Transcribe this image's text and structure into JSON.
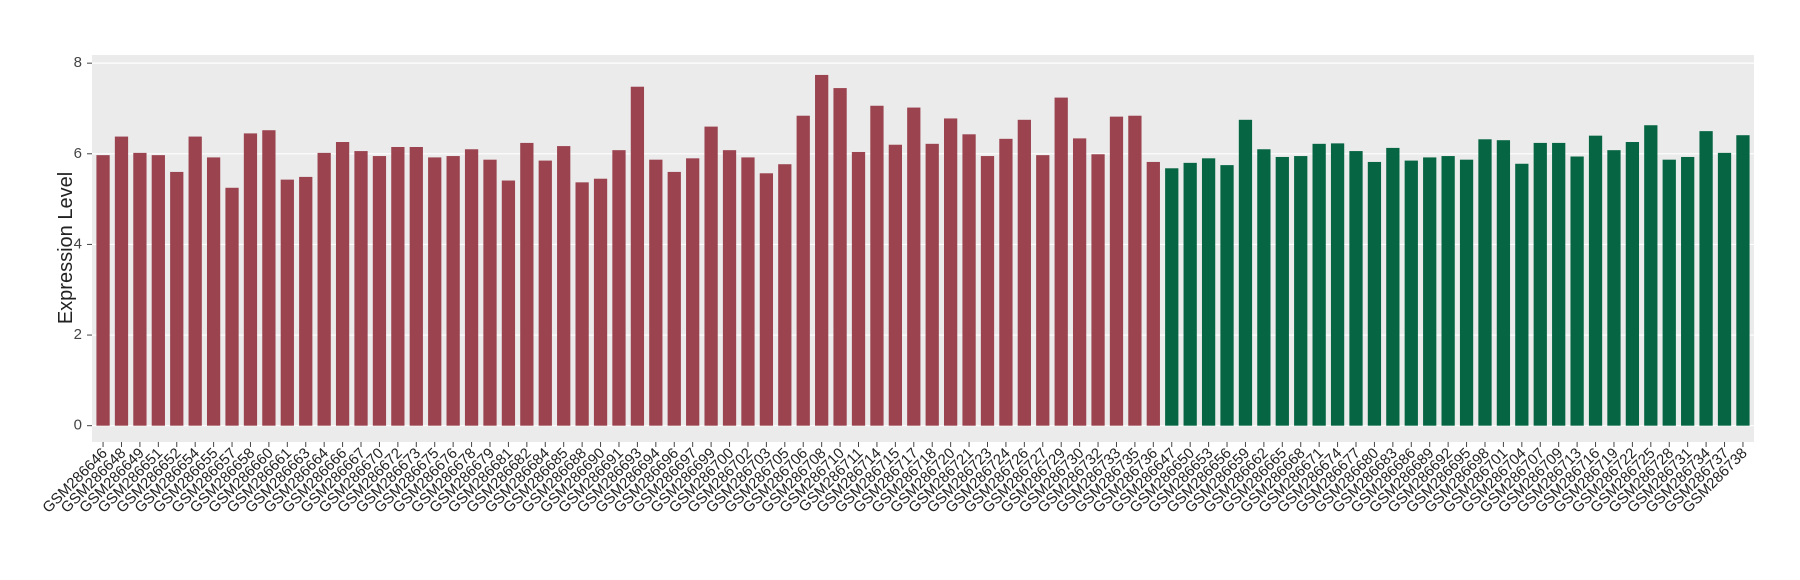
{
  "chart_data": {
    "type": "bar",
    "y_label": "Expression Level",
    "categories": [
      "GSM286646",
      "GSM286648",
      "GSM286649",
      "GSM286651",
      "GSM286652",
      "GSM286654",
      "GSM286655",
      "GSM286657",
      "GSM286658",
      "GSM286660",
      "GSM286661",
      "GSM286663",
      "GSM286664",
      "GSM286666",
      "GSM286667",
      "GSM286670",
      "GSM286672",
      "GSM286673",
      "GSM286675",
      "GSM286676",
      "GSM286678",
      "GSM286679",
      "GSM286681",
      "GSM286682",
      "GSM286684",
      "GSM286685",
      "GSM286688",
      "GSM286690",
      "GSM286691",
      "GSM286693",
      "GSM286694",
      "GSM286696",
      "GSM286697",
      "GSM286699",
      "GSM286700",
      "GSM286702",
      "GSM286703",
      "GSM286705",
      "GSM286706",
      "GSM286708",
      "GSM286710",
      "GSM286711",
      "GSM286714",
      "GSM286715",
      "GSM286717",
      "GSM286718",
      "GSM286720",
      "GSM286721",
      "GSM286723",
      "GSM286724",
      "GSM286726",
      "GSM286727",
      "GSM286729",
      "GSM286730",
      "GSM286732",
      "GSM286733",
      "GSM286735",
      "GSM286736",
      "GSM286647",
      "GSM286650",
      "GSM286653",
      "GSM286656",
      "GSM286659",
      "GSM286662",
      "GSM286665",
      "GSM286668",
      "GSM286671",
      "GSM286674",
      "GSM286677",
      "GSM286680",
      "GSM286683",
      "GSM286686",
      "GSM286689",
      "GSM286692",
      "GSM286695",
      "GSM286698",
      "GSM286701",
      "GSM286704",
      "GSM286707",
      "GSM286709",
      "GSM286713",
      "GSM286716",
      "GSM286719",
      "GSM286722",
      "GSM286725",
      "GSM286728",
      "GSM286731",
      "GSM286734",
      "GSM286737",
      "GSM286738"
    ],
    "values": [
      5.97,
      6.38,
      6.02,
      5.97,
      5.6,
      6.38,
      5.92,
      5.25,
      6.45,
      6.52,
      5.43,
      5.49,
      6.02,
      6.26,
      6.06,
      5.95,
      6.15,
      6.15,
      5.92,
      5.95,
      6.1,
      5.87,
      5.41,
      6.24,
      5.85,
      6.17,
      5.37,
      5.45,
      6.08,
      7.48,
      5.87,
      5.6,
      5.9,
      6.6,
      6.08,
      5.92,
      5.57,
      5.77,
      6.84,
      7.74,
      7.45,
      6.04,
      7.06,
      6.2,
      7.02,
      6.22,
      6.78,
      6.43,
      5.95,
      6.33,
      6.75,
      5.97,
      7.24,
      6.34,
      5.99,
      6.82,
      6.84,
      5.82,
      5.68,
      5.8,
      5.9,
      5.75,
      6.75,
      6.1,
      5.93,
      5.95,
      6.22,
      6.23,
      6.06,
      5.82,
      6.13,
      5.85,
      5.92,
      5.95,
      5.87,
      6.32,
      6.3,
      5.78,
      6.24,
      6.24,
      5.94,
      6.4,
      6.08,
      6.26,
      6.63,
      5.87,
      5.93,
      6.5,
      6.02,
      6.41
    ],
    "colors": [
      "#9b4450",
      "#9b4450",
      "#9b4450",
      "#9b4450",
      "#9b4450",
      "#9b4450",
      "#9b4450",
      "#9b4450",
      "#9b4450",
      "#9b4450",
      "#9b4450",
      "#9b4450",
      "#9b4450",
      "#9b4450",
      "#9b4450",
      "#9b4450",
      "#9b4450",
      "#9b4450",
      "#9b4450",
      "#9b4450",
      "#9b4450",
      "#9b4450",
      "#9b4450",
      "#9b4450",
      "#9b4450",
      "#9b4450",
      "#9b4450",
      "#9b4450",
      "#9b4450",
      "#9b4450",
      "#9b4450",
      "#9b4450",
      "#9b4450",
      "#9b4450",
      "#9b4450",
      "#9b4450",
      "#9b4450",
      "#9b4450",
      "#9b4450",
      "#9b4450",
      "#9b4450",
      "#9b4450",
      "#9b4450",
      "#9b4450",
      "#9b4450",
      "#9b4450",
      "#9b4450",
      "#9b4450",
      "#9b4450",
      "#9b4450",
      "#9b4450",
      "#9b4450",
      "#9b4450",
      "#9b4450",
      "#9b4450",
      "#9b4450",
      "#9b4450",
      "#9b4450",
      "#066644",
      "#066644",
      "#066644",
      "#066644",
      "#066644",
      "#066644",
      "#066644",
      "#066644",
      "#066644",
      "#066644",
      "#066644",
      "#066644",
      "#066644",
      "#066644",
      "#066644",
      "#066644",
      "#066644",
      "#066644",
      "#066644",
      "#066644",
      "#066644",
      "#066644",
      "#066644",
      "#066644",
      "#066644",
      "#066644",
      "#066644",
      "#066644",
      "#066644",
      "#066644",
      "#066644",
      "#066644"
    ],
    "ylim": [
      -0.36,
      8.18
    ],
    "yticks": [
      0,
      2,
      4,
      6,
      8
    ],
    "grid": true
  }
}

——————

- **What to produce**
Copy all the entries word for word. Omit any pictures.

- **Exercise result**
Transcribe this image's text and structure into JSON.
{
  "chart_data": {
    "type": "bar",
    "y_label": "Expression Level",
    "categories": [
      "GSM286646",
      "GSM286648",
      "GSM286649",
      "GSM286651",
      "GSM286652",
      "GSM286654",
      "GSM286655",
      "GSM286657",
      "GSM286658",
      "GSM286660",
      "GSM286661",
      "GSM286663",
      "GSM286664",
      "GSM286666",
      "GSM286667",
      "GSM286670",
      "GSM286672",
      "GSM286673",
      "GSM286675",
      "GSM286676",
      "GSM286678",
      "GSM286679",
      "GSM286681",
      "GSM286682",
      "GSM286684",
      "GSM286685",
      "GSM286688",
      "GSM286690",
      "GSM286691",
      "GSM286693",
      "GSM286694",
      "GSM286696",
      "GSM286697",
      "GSM286699",
      "GSM286700",
      "GSM286702",
      "GSM286703",
      "GSM286705",
      "GSM286706",
      "GSM286708",
      "GSM286710",
      "GSM286711",
      "GSM286714",
      "GSM286715",
      "GSM286717",
      "GSM286718",
      "GSM286720",
      "GSM286721",
      "GSM286723",
      "GSM286724",
      "GSM286726",
      "GSM286727",
      "GSM286729",
      "GSM286730",
      "GSM286732",
      "GSM286733",
      "GSM286735",
      "GSM286736",
      "GSM286647",
      "GSM286650",
      "GSM286653",
      "GSM286656",
      "GSM286659",
      "GSM286662",
      "GSM286665",
      "GSM286668",
      "GSM286671",
      "GSM286674",
      "GSM286677",
      "GSM286680",
      "GSM286683",
      "GSM286686",
      "GSM286689",
      "GSM286692",
      "GSM286695",
      "GSM286698",
      "GSM286701",
      "GSM286704",
      "GSM286707",
      "GSM286709",
      "GSM286713",
      "GSM286716",
      "GSM286719",
      "GSM286722",
      "GSM286725",
      "GSM286728",
      "GSM286731",
      "GSM286734",
      "GSM286737",
      "GSM286738"
    ],
    "values": [
      5.97,
      6.38,
      6.02,
      5.97,
      5.6,
      6.38,
      5.92,
      5.25,
      6.45,
      6.52,
      5.43,
      5.49,
      6.02,
      6.26,
      6.06,
      5.95,
      6.15,
      6.15,
      5.92,
      5.95,
      6.1,
      5.87,
      5.41,
      6.24,
      5.85,
      6.17,
      5.37,
      5.45,
      6.08,
      7.48,
      5.87,
      5.6,
      5.9,
      6.6,
      6.08,
      5.92,
      5.57,
      5.77,
      6.84,
      7.74,
      7.45,
      6.04,
      7.06,
      6.2,
      7.02,
      6.22,
      6.78,
      6.43,
      5.95,
      6.33,
      6.75,
      5.97,
      7.24,
      6.34,
      5.99,
      6.82,
      6.84,
      5.82,
      5.68,
      5.8,
      5.9,
      5.75,
      6.75,
      6.1,
      5.93,
      5.95,
      6.22,
      6.23,
      6.06,
      5.82,
      6.13,
      5.85,
      5.92,
      5.95,
      5.87,
      6.32,
      6.3,
      5.78,
      6.24,
      6.24,
      5.94,
      6.4,
      6.08,
      6.26,
      6.63,
      5.87,
      5.93,
      6.5,
      6.02,
      6.41
    ],
    "colors": [
      "#9b4450",
      "#9b4450",
      "#9b4450",
      "#9b4450",
      "#9b4450",
      "#9b4450",
      "#9b4450",
      "#9b4450",
      "#9b4450",
      "#9b4450",
      "#9b4450",
      "#9b4450",
      "#9b4450",
      "#9b4450",
      "#9b4450",
      "#9b4450",
      "#9b4450",
      "#9b4450",
      "#9b4450",
      "#9b4450",
      "#9b4450",
      "#9b4450",
      "#9b4450",
      "#9b4450",
      "#9b4450",
      "#9b4450",
      "#9b4450",
      "#9b4450",
      "#9b4450",
      "#9b4450",
      "#9b4450",
      "#9b4450",
      "#9b4450",
      "#9b4450",
      "#9b4450",
      "#9b4450",
      "#9b4450",
      "#9b4450",
      "#9b4450",
      "#9b4450",
      "#9b4450",
      "#9b4450",
      "#9b4450",
      "#9b4450",
      "#9b4450",
      "#9b4450",
      "#9b4450",
      "#9b4450",
      "#9b4450",
      "#9b4450",
      "#9b4450",
      "#9b4450",
      "#9b4450",
      "#9b4450",
      "#9b4450",
      "#9b4450",
      "#9b4450",
      "#9b4450",
      "#066644",
      "#066644",
      "#066644",
      "#066644",
      "#066644",
      "#066644",
      "#066644",
      "#066644",
      "#066644",
      "#066644",
      "#066644",
      "#066644",
      "#066644",
      "#066644",
      "#066644",
      "#066644",
      "#066644",
      "#066644",
      "#066644",
      "#066644",
      "#066644",
      "#066644",
      "#066644",
      "#066644",
      "#066644",
      "#066644",
      "#066644",
      "#066644",
      "#066644",
      "#066644",
      "#066644",
      "#066644"
    ],
    "ylim": [
      -0.36,
      8.18
    ],
    "yticks": [
      0,
      2,
      4,
      6,
      8
    ],
    "grid": true
  }
}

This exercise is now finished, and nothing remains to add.